Work to be completed.
Find every line in the records below that holds the word "title", and copy each one.

Input material.
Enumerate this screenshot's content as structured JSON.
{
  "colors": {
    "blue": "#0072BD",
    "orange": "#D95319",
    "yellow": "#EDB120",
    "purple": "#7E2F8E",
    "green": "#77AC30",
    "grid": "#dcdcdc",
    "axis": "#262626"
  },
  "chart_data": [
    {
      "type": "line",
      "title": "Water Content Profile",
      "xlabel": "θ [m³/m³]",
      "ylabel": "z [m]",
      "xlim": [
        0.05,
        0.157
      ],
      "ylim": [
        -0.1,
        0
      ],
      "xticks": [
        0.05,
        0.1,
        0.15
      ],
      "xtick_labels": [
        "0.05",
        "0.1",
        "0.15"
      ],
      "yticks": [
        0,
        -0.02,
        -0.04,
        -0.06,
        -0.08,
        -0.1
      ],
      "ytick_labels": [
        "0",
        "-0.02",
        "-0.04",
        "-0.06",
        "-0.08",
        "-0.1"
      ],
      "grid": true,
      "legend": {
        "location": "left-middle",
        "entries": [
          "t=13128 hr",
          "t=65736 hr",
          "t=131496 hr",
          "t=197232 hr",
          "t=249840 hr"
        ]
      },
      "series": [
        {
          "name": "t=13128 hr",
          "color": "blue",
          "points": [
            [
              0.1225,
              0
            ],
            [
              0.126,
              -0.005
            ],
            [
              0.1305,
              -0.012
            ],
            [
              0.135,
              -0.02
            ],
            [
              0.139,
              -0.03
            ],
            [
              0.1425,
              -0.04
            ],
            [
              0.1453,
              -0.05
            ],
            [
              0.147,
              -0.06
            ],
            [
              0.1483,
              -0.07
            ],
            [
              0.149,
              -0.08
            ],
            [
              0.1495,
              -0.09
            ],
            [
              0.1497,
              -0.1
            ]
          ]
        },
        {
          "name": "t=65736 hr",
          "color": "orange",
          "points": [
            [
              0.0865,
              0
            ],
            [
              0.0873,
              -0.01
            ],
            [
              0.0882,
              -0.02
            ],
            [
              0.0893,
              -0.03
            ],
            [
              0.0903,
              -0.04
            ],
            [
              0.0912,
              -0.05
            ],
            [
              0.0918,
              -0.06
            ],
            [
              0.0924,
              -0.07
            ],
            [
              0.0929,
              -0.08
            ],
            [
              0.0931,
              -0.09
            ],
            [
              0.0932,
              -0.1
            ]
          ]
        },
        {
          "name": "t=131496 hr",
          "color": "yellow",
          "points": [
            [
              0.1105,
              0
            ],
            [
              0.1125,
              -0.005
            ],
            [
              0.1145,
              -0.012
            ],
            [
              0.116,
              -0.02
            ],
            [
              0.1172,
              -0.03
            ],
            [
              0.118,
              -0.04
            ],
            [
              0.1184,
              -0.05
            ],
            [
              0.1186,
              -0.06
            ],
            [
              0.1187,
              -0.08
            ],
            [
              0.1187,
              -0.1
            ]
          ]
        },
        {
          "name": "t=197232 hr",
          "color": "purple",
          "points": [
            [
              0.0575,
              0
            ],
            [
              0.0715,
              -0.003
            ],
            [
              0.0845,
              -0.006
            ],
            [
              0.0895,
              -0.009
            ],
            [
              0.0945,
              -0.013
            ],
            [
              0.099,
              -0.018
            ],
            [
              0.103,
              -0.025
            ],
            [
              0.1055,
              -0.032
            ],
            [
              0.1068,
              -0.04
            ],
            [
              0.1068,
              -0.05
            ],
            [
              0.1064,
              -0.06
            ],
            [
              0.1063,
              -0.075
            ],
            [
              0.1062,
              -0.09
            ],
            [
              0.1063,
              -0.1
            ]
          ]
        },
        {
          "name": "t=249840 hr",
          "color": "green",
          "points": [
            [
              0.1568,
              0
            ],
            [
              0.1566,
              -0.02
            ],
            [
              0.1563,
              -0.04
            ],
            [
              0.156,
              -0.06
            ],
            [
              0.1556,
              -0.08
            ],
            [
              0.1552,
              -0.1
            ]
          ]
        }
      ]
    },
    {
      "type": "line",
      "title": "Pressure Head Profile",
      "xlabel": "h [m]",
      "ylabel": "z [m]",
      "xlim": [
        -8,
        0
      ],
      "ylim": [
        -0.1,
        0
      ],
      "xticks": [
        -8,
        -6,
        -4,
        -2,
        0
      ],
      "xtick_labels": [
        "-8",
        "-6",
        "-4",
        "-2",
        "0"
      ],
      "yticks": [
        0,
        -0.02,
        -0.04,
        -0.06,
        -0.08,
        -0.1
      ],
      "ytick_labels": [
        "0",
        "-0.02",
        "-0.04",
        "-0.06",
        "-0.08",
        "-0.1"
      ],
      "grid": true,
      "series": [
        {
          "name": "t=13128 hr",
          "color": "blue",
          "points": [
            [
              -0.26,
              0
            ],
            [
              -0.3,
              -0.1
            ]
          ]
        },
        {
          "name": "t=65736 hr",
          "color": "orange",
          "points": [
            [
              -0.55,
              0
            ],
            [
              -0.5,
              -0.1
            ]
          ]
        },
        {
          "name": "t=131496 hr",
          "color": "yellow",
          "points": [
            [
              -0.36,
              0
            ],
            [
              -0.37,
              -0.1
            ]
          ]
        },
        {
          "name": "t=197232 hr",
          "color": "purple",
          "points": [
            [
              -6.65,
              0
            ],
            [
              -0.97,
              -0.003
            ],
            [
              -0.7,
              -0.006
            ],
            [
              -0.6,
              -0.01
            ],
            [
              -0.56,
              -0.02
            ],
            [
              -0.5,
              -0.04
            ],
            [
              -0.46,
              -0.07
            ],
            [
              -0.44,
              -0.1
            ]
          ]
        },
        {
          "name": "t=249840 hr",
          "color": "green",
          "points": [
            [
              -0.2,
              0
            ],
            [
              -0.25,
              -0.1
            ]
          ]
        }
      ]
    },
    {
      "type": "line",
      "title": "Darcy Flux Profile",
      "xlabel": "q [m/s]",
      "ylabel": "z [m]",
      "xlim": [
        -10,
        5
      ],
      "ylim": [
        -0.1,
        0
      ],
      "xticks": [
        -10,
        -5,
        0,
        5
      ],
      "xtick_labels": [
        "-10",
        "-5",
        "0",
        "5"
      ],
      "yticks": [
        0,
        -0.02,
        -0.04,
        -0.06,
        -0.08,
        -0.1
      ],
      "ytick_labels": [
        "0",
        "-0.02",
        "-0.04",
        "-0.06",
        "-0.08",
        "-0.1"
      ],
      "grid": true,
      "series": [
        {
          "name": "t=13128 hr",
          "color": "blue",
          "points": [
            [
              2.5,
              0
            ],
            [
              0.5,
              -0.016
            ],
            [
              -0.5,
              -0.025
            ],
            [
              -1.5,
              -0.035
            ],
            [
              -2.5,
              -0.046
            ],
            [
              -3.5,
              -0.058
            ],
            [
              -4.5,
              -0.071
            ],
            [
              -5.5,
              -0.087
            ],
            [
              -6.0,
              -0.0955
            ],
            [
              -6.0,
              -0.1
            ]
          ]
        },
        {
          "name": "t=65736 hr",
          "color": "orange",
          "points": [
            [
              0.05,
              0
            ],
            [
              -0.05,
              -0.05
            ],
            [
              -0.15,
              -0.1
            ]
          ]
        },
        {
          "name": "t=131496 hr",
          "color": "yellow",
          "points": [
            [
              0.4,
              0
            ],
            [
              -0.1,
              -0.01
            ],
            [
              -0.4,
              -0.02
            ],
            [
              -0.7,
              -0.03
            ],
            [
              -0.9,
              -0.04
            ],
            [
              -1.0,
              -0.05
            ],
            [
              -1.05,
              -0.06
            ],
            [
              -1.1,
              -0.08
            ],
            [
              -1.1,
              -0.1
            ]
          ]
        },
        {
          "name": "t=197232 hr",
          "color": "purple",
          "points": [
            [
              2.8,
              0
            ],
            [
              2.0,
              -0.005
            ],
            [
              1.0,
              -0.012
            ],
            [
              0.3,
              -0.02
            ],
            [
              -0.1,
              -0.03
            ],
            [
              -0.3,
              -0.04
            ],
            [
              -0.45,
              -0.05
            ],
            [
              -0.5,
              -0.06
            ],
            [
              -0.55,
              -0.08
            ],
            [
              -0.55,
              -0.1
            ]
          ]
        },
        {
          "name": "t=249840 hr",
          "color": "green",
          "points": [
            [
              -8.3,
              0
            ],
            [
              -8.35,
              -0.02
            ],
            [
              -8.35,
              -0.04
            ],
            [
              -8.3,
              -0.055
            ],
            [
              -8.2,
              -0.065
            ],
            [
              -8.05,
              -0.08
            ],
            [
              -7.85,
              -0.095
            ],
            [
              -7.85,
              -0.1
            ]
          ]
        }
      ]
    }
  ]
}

Solution for this problem.
      "title": "Water Content Profile",
      "title": "Pressure Head Profile",
      "title": "Darcy Flux Profile",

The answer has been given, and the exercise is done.